- What you have to do
Each entry has to be copied exactly, with nothing missed.
···
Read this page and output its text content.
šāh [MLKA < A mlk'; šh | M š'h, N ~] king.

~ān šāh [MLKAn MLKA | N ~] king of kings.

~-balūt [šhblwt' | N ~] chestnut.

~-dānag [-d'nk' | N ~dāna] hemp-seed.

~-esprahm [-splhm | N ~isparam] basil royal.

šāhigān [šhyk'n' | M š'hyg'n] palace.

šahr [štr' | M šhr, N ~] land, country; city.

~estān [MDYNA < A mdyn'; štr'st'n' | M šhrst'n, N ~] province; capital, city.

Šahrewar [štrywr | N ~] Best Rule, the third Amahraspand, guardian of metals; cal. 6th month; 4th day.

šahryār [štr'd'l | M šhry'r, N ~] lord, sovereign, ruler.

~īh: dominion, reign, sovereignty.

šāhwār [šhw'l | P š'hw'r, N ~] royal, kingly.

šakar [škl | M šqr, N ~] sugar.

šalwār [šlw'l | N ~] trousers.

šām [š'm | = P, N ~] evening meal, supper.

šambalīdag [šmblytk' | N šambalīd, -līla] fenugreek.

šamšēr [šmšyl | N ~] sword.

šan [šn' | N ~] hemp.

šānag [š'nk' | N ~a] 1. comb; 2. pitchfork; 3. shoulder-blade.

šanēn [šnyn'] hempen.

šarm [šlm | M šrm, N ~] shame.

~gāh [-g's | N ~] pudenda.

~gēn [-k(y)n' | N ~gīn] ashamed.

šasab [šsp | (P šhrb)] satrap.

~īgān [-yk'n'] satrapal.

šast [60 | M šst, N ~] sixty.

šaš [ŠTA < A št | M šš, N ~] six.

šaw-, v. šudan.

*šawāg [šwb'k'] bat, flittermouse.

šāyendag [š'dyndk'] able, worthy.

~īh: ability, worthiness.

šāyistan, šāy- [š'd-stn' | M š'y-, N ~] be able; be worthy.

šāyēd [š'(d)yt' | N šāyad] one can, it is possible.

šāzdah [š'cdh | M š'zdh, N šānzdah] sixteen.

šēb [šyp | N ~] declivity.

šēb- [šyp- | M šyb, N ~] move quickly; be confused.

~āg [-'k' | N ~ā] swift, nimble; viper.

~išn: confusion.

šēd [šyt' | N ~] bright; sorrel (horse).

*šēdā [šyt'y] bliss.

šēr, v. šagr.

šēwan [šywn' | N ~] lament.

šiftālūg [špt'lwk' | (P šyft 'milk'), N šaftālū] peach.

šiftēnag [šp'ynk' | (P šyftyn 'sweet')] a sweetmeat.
···
- Response to this exercise
Read this page and output its text content.
šāh [MLKA < A mlk'; šh | M š'h, N ~] king.

~ān šāh [MLKAn MLKA | N ~] king of kings.

~-balūt [šhblwt' | N ~] chestnut.

~-dānag [-d'nk' | N ~dāna] hemp-seed.

~-esprahm [-splhm | N ~isparam] basil royal.

šāhigān [šhyk'n' | M š'hyg'n] palace.

šahr [štr' | M šhr, N ~] land, country; city.

~estān [MDYNA < A mdyn'; štr'st'n' | M šhrst'n, N ~] province; capital, city.

Šahrewar [štrywr | N ~] Best Rule, the third Amahraspand, guardian of metals; cal. 6th month; 4th day.

šahryār [štr'd'l | M šhry'r, N ~] lord, sovereign, ruler.

~īh: dominion, reign, sovereignty.

šāhwār [šhw'l | P š'hw'r, N ~] royal, kingly.

šakar [škl | M šqr, N ~] sugar.

šalwār [šlw'l | N ~] trousers.

šām [š'm | = P, N ~] evening meal, supper.

šambalīdag [šmblytk' | N šambalīd, -līla] fenugreek.

šamšēr [šmšyl | N ~] sword.

šan [šn' | N ~] hemp.

šānag [š'nk' | N ~a] 1. comb; 2. pitchfork; 3. shoulder-blade.

šanēn [šnyn'] hempen.

šarm [šlm | M šrm, N ~] shame.

~gāh [-g's | N ~] pudenda.

~gēn [-k(y)n' | N ~gīn] ashamed.

šasab [šsp | (P šhrb)] satrap.

~īgān [-yk'n'] satrapal.

šast [60 | M šst, N ~] sixty.

šaš [ŠTA < A št | M šš, N ~] six.

šaw-, v. šudan.

*šawāg [šwb'k'] bat, flittermouse.

šāyendag [š'dyndk'] able, worthy.

~īh: ability, worthiness.

šāyistan, šāy- [š'd-stn' | M š'y-, N ~] be able; be worthy.

šāyēd [š'(d)yt' | N šāyad] one can, it is possible.

šāzdah [š'cdh | M š'zdh, N šānzdah] sixteen.

šēb [šyp | N ~] declivity.

šēb- [šyp- | M šyb, N ~] move quickly; be confused.

~āg [-'k' | N ~ā] swift, nimble; viper.

~išn: confusion.

šēd [šyt' | N ~] bright; sorrel (horse).

*šēdā [šyt'y] bliss.

šēr, v. šagr.

šēwan [šywn' | N ~] lament.

šiftālūg [špt'lwk' | (P šyft 'milk'), N šaftālū] peach.

šiftēnag [šp'ynk' | (P šyftyn 'sweet')] a sweetmeat.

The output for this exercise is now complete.